### [DATA IN THIS EXERCISE]

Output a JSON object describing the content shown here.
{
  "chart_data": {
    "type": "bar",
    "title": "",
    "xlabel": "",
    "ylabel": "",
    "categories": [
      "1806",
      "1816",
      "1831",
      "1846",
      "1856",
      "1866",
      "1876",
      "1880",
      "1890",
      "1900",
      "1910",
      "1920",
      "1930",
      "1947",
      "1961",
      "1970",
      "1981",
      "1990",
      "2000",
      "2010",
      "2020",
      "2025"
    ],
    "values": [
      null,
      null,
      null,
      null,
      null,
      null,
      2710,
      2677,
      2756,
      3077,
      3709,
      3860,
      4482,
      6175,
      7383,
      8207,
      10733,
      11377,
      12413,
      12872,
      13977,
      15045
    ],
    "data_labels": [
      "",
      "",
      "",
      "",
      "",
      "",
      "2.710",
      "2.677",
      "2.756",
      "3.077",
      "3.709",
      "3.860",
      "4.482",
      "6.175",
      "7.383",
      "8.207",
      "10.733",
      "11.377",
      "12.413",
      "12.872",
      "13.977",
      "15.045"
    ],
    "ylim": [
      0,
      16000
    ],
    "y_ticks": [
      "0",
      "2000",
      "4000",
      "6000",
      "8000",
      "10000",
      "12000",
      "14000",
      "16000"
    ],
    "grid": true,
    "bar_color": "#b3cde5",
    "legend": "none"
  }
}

### [TASK DIRECTIONS]
Your task is to quote the listing above word for word.

### [RESPONSE BELOW]
Output a JSON object describing the content shown here.
{
  "chart_data": {
    "type": "bar",
    "title": "",
    "xlabel": "",
    "ylabel": "",
    "categories": [
      "1806",
      "1816",
      "1831",
      "1846",
      "1856",
      "1866",
      "1876",
      "1880",
      "1890",
      "1900",
      "1910",
      "1920",
      "1930",
      "1947",
      "1961",
      "1970",
      "1981",
      "1990",
      "2000",
      "2010",
      "2020",
      "2025"
    ],
    "values": [
      null,
      null,
      null,
      null,
      null,
      null,
      2710,
      2677,
      2756,
      3077,
      3709,
      3860,
      4482,
      6175,
      7383,
      8207,
      10733,
      11377,
      12413,
      12872,
      13977,
      15045
    ],
    "data_labels": [
      "",
      "",
      "",
      "",
      "",
      "",
      "2.710",
      "2.677",
      "2.756",
      "3.077",
      "3.709",
      "3.860",
      "4.482",
      "6.175",
      "7.383",
      "8.207",
      "10.733",
      "11.377",
      "12.413",
      "12.872",
      "13.977",
      "15.045"
    ],
    "ylim": [
      0,
      16000
    ],
    "y_ticks": [
      "0",
      "2000",
      "4000",
      "6000",
      "8000",
      "10000",
      "12000",
      "14000",
      "16000"
    ],
    "grid": true,
    "bar_color": "#b3cde5",
    "legend": "none"
  }
}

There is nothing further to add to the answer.